STORED DATA:

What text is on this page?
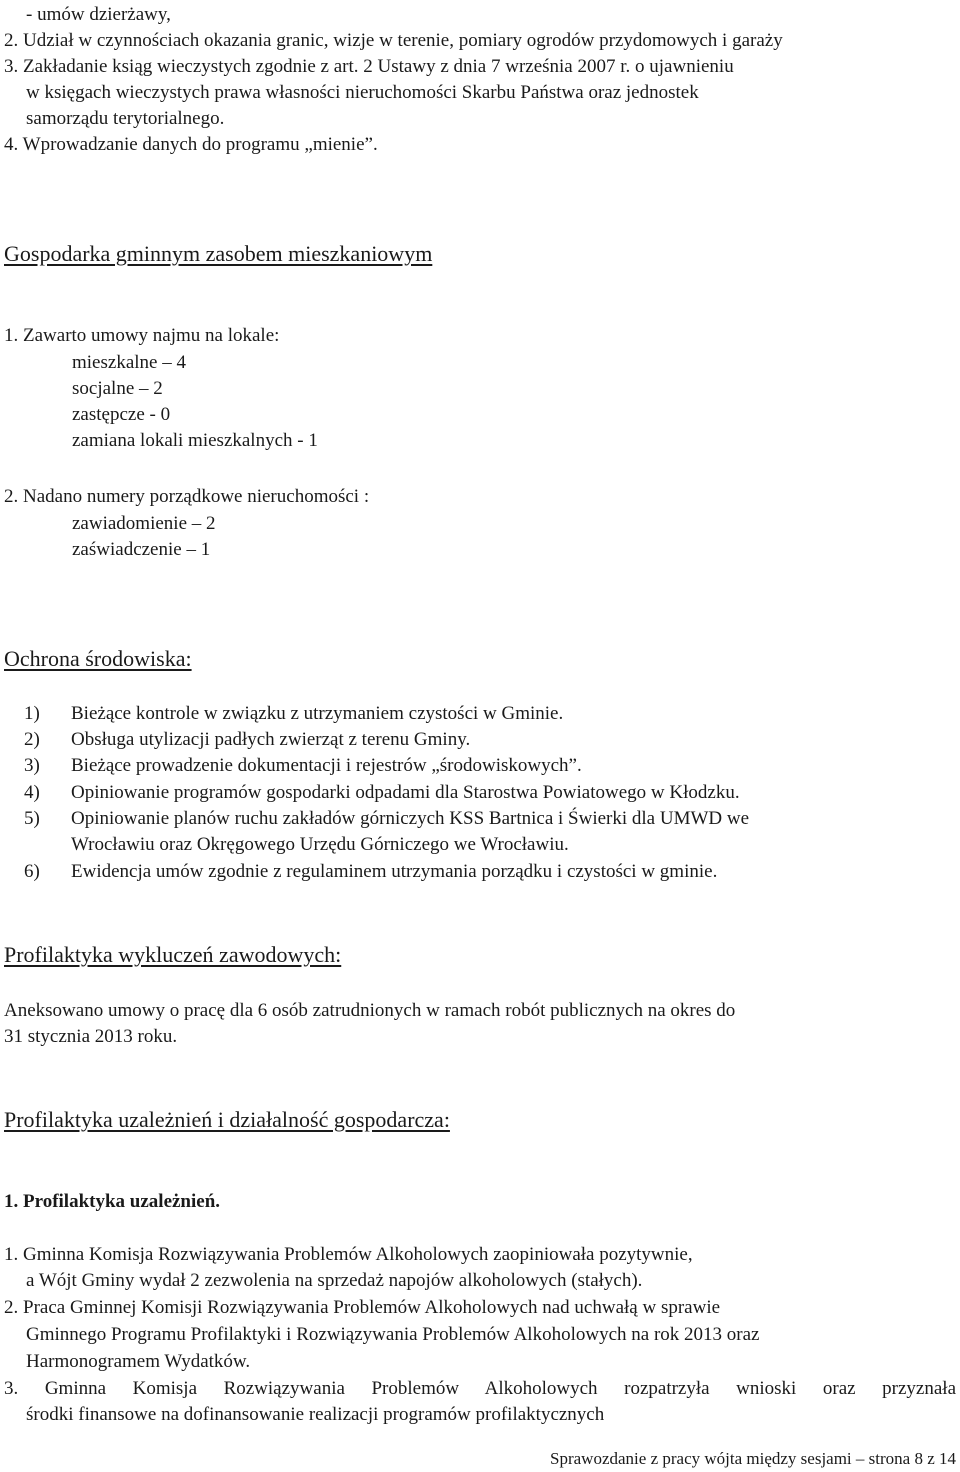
- umów dzierżawy,
2. Udział w czynnościach okazania granic, wizje w terenie, pomiary ogrodów przydomowych i garaży
3. Zakładanie ksiąg wieczystych zgodnie z art. 2 Ustawy z dnia 7 września 2007 r. o ujawnieniu
w księgach wieczystych prawa własności nieruchomości Skarbu Państwa oraz jednostek
samorządu terytorialnego.
4. Wprowadzanie danych do programu „mienie”.
Gospodarka gminnym zasobem mieszkaniowym
1. Zawarto umowy najmu na lokale:
mieszkalne – 4
socjalne – 2
zastępcze - 0
zamiana lokali mieszkalnych - 1
2. Nadano numery porządkowe nieruchomości :
zawiadomienie – 2
zaświadczenie – 1
Ochrona środowiska:
1) Bieżące kontrole w związku z utrzymaniem czystości w Gminie.
2) Obsługa utylizacji padłych zwierząt z terenu Gminy.
3) Bieżące prowadzenie dokumentacji i rejestrów „środowiskowych”.
4) Opiniowanie programów gospodarki odpadami dla Starostwa Powiatowego w Kłodzku.
5) Opiniowanie planów ruchu zakładów górniczych KSS Bartnica i Świerki dla UMWD we
Wrocławiu oraz Okręgowego Urzędu Górniczego we Wrocławiu.
6) Ewidencja umów zgodnie z regulaminem utrzymania porządku i czystości w gminie.
Profilaktyka wykluczeń zawodowych:
Aneksowano umowy o pracę dla 6 osób zatrudnionych w ramach robót publicznych na okres do
31 stycznia 2013 roku.
Profilaktyka uzależnień i działalność gospodarcza:
1. Profilaktyka uzależnień.
1. Gminna Komisja Rozwiązywania Problemów Alkoholowych zaopiniowała pozytywnie,
a Wójt Gminy wydał 2 zezwolenia na sprzedaż napojów alkoholowych (stałych).
2. Praca Gminnej Komisji Rozwiązywania Problemów Alkoholowych nad uchwałą w sprawie
Gminnego Programu Profilaktyki i Rozwiązywania Problemów Alkoholowych na rok 2013 oraz
Harmonogramem Wydatków.
3. Gminna Komisja Rozwiązywania Problemów Alkoholowych rozpatrzyła wnioski oraz przyznała
środki finansowe na dofinansowanie realizacji programów profilaktycznych
Sprawozdanie z pracy wójta między sesjami – strona 8 z 14
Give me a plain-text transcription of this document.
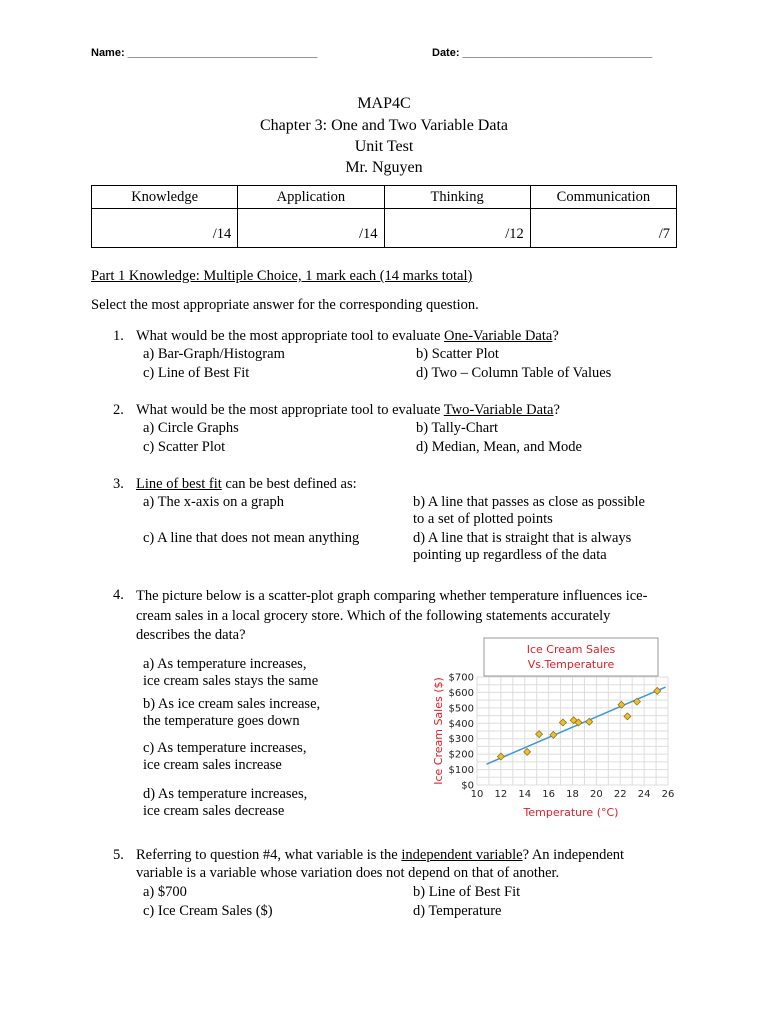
Name: _______________________________	Date: _______________________________
MAP4C
Chapter 3: One and Two Variable Data
Unit Test
Mr. Nguyen
Knowledge	Application	Thinking	Communication
/14	/14	/12	/7
Part 1 Knowledge: Multiple Choice, 1 mark each (14 marks total)
Select the most appropriate answer for the corresponding question.
1. What would be the most appropriate tool to evaluate One-Variable Data?
a) Bar-Graph/Histogram	b) Scatter Plot
c) Line of Best Fit	d) Two – Column Table of Values
2. What would be the most appropriate tool to evaluate Two-Variable Data?
a) Circle Graphs	b) Tally-Chart
c) Scatter Plot	d) Median, Mean, and Mode
3. Line of best fit can be best defined as:
a) The x-axis on a graph	b) A line that passes as close as possible
to a set of plotted points
c) A line that does not mean anything	d) A line that is straight that is always
pointing up regardless of the data
4. The picture below is a scatter-plot graph comparing whether temperature influences ice-
cream sales in a local grocery store. Which of the following statements accurately
describes the data?
a) As temperature increases,
ice cream sales stays the same
b) As ice cream sales increase,
the temperature goes down
c) As temperature increases,
ice cream sales increase
d) As temperature increases,
ice cream sales decrease
Ice Cream Sales
Vs.Temperature
10 12 14 16 18 20 22 24 26
$0
$100
$200
$300
$400
$500
$600
$700
Temperature (°C)
Ice Cream Sales ($)
5. Referring to question #4, what variable is the independent variable? An independent
variable is a variable whose variation does not depend on that of another.
a) $700	b) Line of Best Fit
c) Ice Cream Sales ($)	d) Temperature
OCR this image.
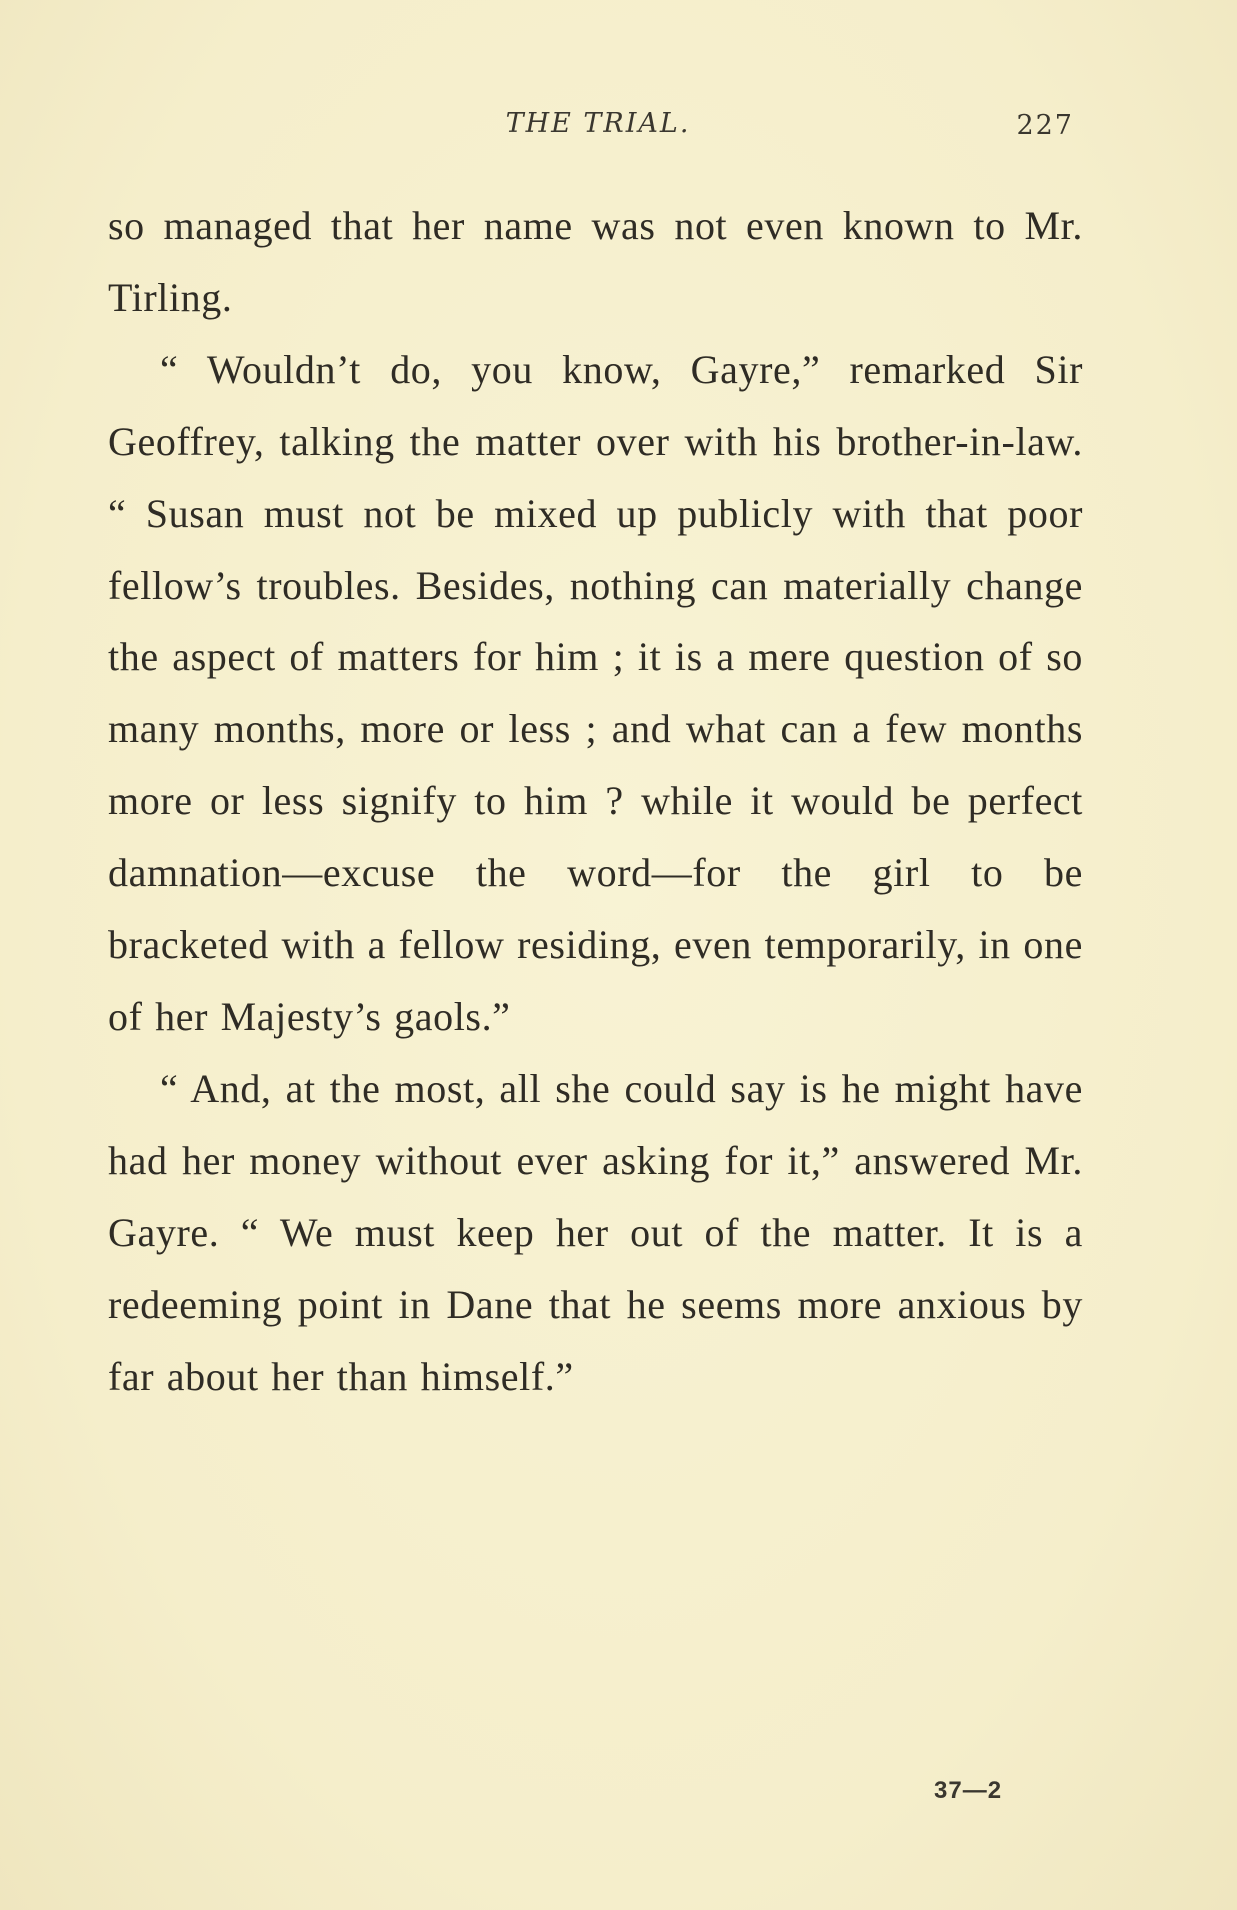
THE TRIAL.	227

so managed that her name was not even known to Mr. Tirling.

“ Wouldn’t do, you know, Gayre,” remarked Sir Geoffrey, talking the matter over with his brother-in-law. “ Susan must not be mixed up publicly with that poor fellow’s troubles. Besides, nothing can materially change the aspect of matters for him ; it is a mere question of so many months, more or less ; and what can a few months more or less signify to him ? while it would be perfect damnation—excuse the word—for the girl to be bracketed with a fellow residing, even temporarily, in one of her Majesty’s gaols.”

“ And, at the most, all she could say is he might have had her money without ever asking for it,” answered Mr. Gayre. “ We must keep her out of the matter. It is a redeeming point in Dane that he seems more anxious by far about her than himself.”

37—2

AIM OF THE TASK:
Write the records above out again exactly, with no pictures in your copy.

TASK OUTPUT:
What text is on this page?
- umów dzierżawy,
2. Udział w czynnościach okazania granic, wizje w terenie, pomiary ogrodów przydomowych i garaży
3. Zakładanie ksiąg wieczystych zgodnie z art. 2 Ustawy z dnia 7 września 2007 r. o ujawnieniu
w księgach wieczystych prawa własności nieruchomości Skarbu Państwa oraz jednostek
samorządu terytorialnego.
4. Wprowadzanie danych do programu „mienie”.
Gospodarka gminnym zasobem mieszkaniowym
1. Zawarto umowy najmu na lokale:
mieszkalne – 4
socjalne – 2
zastępcze - 0
zamiana lokali mieszkalnych - 1
2. Nadano numery porządkowe nieruchomości :
zawiadomienie – 2
zaświadczenie – 1
Ochrona środowiska:
1) Bieżące kontrole w związku z utrzymaniem czystości w Gminie.
2) Obsługa utylizacji padłych zwierząt z terenu Gminy.
3) Bieżące prowadzenie dokumentacji i rejestrów „środowiskowych”.
4) Opiniowanie programów gospodarki odpadami dla Starostwa Powiatowego w Kłodzku.
5) Opiniowanie planów ruchu zakładów górniczych KSS Bartnica i Świerki dla UMWD we
Wrocławiu oraz Okręgowego Urzędu Górniczego we Wrocławiu.
6) Ewidencja umów zgodnie z regulaminem utrzymania porządku i czystości w gminie.
Profilaktyka wykluczeń zawodowych:
Aneksowano umowy o pracę dla 6 osób zatrudnionych w ramach robót publicznych na okres do
31 stycznia 2013 roku.
Profilaktyka uzależnień i działalność gospodarcza:
1. Profilaktyka uzależnień.
1. Gminna Komisja Rozwiązywania Problemów Alkoholowych zaopiniowała pozytywnie,
a Wójt Gminy wydał 2 zezwolenia na sprzedaż napojów alkoholowych (stałych).
2. Praca Gminnej Komisji Rozwiązywania Problemów Alkoholowych nad uchwałą w sprawie
Gminnego Programu Profilaktyki i Rozwiązywania Problemów Alkoholowych na rok 2013 oraz
Harmonogramem Wydatków.
3. Gminna Komisja Rozwiązywania Problemów Alkoholowych rozpatrzyła wnioski oraz przyznała
środki finansowe na dofinansowanie realizacji programów profilaktycznych
Sprawozdanie z pracy wójta między sesjami – strona 8 z 14
Give me a plain-text transcription of this document.
Name: _______________________________	Date: _______________________________
MAP4C
Chapter 3: One and Two Variable Data
Unit Test
Mr. Nguyen
Knowledge	Application	Thinking	Communication
/14	/14	/12	/7
Part 1 Knowledge: Multiple Choice, 1 mark each (14 marks total)
Select the most appropriate answer for the corresponding question.
1. What would be the most appropriate tool to evaluate One-Variable Data?
a) Bar-Graph/Histogram	b) Scatter Plot
c) Line of Best Fit	d) Two – Column Table of Values
2. What would be the most appropriate tool to evaluate Two-Variable Data?
a) Circle Graphs	b) Tally-Chart
c) Scatter Plot	d) Median, Mean, and Mode
3. Line of best fit can be best defined as:
a) The x-axis on a graph	b) A line that passes as close as possible
to a set of plotted points
c) A line that does not mean anything	d) A line that is straight that is always
pointing up regardless of the data
4. The picture below is a scatter-plot graph comparing whether temperature influences ice-
cream sales in a local grocery store. Which of the following statements accurately
describes the data?
a) As temperature increases,
ice cream sales stays the same
b) As ice cream sales increase,
the temperature goes down
c) As temperature increases,
ice cream sales increase
d) As temperature increases,
ice cream sales decrease
Ice Cream Sales
Vs.Temperature
10 12 14 16 18 20 22 24 26
$0
$100
$200
$300
$400
$500
$600
$700
Temperature (°C)
Ice Cream Sales ($)
5. Referring to question #4, what variable is the independent variable? An independent
variable is a variable whose variation does not depend on that of another.
a) $700	b) Line of Best Fit
c) Ice Cream Sales ($)	d) Temperature
OCR this image.
THE TRIAL.	227

so managed that her name was not even known to Mr. Tirling.

“ Wouldn’t do, you know, Gayre,” remarked Sir Geoffrey, talking the matter over with his brother-in-law. “ Susan must not be mixed up publicly with that poor fellow’s troubles. Besides, nothing can materially change the aspect of matters for him ; it is a mere question of so many months, more or less ; and what can a few months more or less signify to him ? while it would be perfect damnation—excuse the word—for the girl to be bracketed with a fellow residing, even temporarily, in one of her Majesty’s gaols.”

“ And, at the most, all she could say is he might have had her money without ever asking for it,” answered Mr. Gayre. “ We must keep her out of the matter. It is a redeeming point in Dane that he seems more anxious by far about her than himself.”

37—2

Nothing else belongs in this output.